Given exercise: Below are the records. Gather each line that holds "crítico".

--- START Working data ---

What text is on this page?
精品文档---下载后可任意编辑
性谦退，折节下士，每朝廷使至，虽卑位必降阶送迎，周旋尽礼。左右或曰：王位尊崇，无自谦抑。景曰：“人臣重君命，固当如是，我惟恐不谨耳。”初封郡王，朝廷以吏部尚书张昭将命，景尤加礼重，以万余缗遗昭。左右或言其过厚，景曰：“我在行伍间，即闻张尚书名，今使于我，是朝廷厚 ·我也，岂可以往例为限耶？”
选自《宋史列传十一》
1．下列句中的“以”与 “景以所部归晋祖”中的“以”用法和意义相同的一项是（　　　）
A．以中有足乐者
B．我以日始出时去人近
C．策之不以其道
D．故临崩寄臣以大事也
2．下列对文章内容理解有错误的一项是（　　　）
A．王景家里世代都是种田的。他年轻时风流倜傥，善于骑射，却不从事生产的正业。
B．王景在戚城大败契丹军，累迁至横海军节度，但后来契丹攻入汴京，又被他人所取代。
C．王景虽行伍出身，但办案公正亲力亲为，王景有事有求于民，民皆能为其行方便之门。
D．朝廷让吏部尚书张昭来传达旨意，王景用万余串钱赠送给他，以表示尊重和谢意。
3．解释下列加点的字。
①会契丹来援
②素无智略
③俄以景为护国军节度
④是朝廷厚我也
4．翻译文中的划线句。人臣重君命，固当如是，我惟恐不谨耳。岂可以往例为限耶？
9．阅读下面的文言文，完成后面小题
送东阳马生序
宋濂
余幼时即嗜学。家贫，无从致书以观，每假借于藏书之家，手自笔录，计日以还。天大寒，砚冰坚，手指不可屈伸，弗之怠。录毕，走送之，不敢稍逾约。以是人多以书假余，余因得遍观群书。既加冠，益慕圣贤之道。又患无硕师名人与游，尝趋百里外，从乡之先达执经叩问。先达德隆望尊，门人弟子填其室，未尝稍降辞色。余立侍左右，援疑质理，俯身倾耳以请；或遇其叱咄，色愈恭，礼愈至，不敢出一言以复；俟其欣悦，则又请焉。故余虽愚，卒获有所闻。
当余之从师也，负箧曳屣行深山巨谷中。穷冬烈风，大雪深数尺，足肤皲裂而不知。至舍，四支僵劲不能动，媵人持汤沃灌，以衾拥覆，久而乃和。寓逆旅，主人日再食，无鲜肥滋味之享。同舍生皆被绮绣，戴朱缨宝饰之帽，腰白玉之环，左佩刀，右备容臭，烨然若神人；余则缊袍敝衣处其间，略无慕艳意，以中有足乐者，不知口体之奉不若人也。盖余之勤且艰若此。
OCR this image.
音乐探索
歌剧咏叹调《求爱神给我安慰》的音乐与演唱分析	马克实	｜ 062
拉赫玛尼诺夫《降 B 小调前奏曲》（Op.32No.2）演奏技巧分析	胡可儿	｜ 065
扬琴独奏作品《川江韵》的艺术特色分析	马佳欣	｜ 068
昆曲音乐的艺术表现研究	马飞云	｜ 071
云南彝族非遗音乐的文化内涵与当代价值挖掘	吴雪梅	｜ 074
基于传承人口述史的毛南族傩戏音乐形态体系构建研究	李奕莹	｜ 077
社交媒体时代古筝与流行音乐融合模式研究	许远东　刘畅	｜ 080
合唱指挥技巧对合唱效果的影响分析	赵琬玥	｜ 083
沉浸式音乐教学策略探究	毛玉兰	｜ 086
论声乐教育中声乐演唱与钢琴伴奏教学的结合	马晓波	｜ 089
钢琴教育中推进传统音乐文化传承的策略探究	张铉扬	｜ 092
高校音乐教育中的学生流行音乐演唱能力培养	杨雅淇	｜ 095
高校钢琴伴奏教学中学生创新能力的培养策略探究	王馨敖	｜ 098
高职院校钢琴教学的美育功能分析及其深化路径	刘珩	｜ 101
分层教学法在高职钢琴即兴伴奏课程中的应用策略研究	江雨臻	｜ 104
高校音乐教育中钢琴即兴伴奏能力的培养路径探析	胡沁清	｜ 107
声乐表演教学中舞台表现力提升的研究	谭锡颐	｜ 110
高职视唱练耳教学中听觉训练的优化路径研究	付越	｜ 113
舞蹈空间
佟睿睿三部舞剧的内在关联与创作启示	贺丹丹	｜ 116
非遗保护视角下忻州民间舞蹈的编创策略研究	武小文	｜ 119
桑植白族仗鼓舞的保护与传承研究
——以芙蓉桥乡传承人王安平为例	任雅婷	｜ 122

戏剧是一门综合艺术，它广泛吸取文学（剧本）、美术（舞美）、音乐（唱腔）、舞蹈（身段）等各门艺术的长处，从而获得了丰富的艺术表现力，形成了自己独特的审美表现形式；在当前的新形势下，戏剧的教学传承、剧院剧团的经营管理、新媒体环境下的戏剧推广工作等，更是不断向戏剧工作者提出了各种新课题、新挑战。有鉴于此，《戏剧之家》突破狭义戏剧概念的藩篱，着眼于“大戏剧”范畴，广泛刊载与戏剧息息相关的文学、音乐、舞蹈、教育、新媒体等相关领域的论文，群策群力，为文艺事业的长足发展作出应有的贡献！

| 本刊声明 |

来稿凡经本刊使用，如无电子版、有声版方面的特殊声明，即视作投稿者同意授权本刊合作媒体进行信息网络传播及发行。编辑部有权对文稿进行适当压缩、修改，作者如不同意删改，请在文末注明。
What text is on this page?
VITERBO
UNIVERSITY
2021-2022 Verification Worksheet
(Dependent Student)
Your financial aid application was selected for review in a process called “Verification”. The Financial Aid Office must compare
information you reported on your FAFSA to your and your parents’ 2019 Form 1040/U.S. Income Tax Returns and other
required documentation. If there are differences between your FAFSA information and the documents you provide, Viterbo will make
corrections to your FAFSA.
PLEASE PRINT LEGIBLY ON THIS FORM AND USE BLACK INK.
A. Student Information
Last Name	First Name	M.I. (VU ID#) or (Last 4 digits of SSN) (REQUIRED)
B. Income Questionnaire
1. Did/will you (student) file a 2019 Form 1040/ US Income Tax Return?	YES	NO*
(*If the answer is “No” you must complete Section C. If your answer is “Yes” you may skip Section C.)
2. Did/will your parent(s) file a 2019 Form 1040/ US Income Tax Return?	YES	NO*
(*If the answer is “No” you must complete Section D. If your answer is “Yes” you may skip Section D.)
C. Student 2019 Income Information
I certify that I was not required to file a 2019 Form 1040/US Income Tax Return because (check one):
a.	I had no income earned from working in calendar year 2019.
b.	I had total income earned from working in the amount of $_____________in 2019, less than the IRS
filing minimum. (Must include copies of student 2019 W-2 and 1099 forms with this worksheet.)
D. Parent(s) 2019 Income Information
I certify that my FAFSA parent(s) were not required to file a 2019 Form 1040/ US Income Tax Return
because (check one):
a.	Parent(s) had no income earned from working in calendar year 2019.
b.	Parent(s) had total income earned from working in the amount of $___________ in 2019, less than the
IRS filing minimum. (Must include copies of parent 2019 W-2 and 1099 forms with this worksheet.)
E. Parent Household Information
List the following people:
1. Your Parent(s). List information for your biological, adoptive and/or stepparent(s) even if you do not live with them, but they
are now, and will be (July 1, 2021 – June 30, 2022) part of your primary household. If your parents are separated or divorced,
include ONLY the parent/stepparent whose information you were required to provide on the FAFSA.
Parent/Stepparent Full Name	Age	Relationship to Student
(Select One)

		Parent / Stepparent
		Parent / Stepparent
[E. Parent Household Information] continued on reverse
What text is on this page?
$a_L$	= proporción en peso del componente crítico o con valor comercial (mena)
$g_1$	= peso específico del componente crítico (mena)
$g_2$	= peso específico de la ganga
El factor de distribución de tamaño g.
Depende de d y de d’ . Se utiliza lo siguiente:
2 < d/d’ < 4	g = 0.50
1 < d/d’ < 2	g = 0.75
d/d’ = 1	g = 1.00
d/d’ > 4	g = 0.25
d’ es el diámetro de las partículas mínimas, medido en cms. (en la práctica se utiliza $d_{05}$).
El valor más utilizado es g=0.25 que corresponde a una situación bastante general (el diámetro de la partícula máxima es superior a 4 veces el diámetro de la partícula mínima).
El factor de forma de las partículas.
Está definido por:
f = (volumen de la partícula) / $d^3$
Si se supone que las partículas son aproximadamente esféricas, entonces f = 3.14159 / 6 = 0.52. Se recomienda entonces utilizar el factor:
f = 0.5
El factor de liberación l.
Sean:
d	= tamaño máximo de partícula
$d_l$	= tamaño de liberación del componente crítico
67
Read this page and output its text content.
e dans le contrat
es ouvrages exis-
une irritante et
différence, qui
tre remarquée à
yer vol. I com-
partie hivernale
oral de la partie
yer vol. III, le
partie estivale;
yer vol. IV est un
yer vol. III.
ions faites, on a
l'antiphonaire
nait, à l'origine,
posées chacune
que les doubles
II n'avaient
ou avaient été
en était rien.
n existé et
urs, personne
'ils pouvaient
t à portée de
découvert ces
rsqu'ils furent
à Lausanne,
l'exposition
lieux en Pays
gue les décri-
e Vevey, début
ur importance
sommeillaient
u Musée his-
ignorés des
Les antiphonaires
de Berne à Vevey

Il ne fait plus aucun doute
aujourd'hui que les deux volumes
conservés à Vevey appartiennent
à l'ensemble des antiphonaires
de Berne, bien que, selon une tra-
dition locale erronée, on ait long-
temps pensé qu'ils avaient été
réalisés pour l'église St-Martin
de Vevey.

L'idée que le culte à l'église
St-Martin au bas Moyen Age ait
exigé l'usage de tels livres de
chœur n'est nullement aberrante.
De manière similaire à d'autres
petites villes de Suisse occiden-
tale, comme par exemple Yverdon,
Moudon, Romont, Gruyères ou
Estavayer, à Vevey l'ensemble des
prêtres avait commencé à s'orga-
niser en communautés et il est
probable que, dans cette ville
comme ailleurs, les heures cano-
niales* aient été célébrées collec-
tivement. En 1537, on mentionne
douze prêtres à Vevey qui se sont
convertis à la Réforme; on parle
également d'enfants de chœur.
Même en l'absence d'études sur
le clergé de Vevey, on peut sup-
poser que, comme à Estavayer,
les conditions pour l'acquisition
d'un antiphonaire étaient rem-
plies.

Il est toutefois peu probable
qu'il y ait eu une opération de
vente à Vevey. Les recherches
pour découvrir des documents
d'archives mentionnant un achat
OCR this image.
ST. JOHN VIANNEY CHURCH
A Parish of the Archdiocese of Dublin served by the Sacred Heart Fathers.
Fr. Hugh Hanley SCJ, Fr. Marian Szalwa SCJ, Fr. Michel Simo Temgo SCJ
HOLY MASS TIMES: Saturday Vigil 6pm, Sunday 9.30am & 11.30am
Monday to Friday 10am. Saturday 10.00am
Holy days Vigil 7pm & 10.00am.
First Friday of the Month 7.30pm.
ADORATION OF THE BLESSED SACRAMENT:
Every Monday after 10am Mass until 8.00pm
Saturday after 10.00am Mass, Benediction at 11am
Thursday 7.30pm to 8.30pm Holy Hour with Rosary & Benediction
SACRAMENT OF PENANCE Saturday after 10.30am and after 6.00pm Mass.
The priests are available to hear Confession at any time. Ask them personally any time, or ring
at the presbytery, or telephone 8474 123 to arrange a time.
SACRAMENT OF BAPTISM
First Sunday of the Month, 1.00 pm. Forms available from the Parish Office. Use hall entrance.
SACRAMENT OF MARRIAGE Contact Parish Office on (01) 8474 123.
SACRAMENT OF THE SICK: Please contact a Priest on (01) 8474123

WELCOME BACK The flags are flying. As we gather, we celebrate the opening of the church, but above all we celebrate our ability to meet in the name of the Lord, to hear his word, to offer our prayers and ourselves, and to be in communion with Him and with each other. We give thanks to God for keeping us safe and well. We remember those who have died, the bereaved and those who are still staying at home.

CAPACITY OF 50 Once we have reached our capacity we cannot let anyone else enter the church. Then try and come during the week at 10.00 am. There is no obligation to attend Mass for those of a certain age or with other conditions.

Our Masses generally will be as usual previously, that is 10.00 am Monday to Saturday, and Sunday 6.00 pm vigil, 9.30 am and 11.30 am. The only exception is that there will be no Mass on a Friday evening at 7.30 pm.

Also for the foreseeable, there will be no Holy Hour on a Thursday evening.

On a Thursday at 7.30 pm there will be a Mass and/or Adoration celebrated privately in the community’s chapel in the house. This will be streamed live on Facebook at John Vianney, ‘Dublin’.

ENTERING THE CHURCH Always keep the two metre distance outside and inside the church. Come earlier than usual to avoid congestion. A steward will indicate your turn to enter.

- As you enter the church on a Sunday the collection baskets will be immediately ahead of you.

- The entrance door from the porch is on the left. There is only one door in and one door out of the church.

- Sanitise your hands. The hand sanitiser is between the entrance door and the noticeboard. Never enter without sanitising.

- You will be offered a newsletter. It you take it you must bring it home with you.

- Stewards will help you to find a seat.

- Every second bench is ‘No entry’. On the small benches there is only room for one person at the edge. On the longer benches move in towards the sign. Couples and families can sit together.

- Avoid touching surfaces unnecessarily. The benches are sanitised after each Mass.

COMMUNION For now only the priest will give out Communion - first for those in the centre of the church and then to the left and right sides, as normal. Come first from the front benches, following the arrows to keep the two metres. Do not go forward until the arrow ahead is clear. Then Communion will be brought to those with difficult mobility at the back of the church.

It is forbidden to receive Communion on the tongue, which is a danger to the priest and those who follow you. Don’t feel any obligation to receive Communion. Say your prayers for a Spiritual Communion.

--- END Working data ---

Solved exercise:
$a_L$	= proporción en peso del componente crítico o con valor comercial (mena)
$g_1$	= peso específico del componente crítico (mena)
$d_l$	= tamaño de liberación del componente crítico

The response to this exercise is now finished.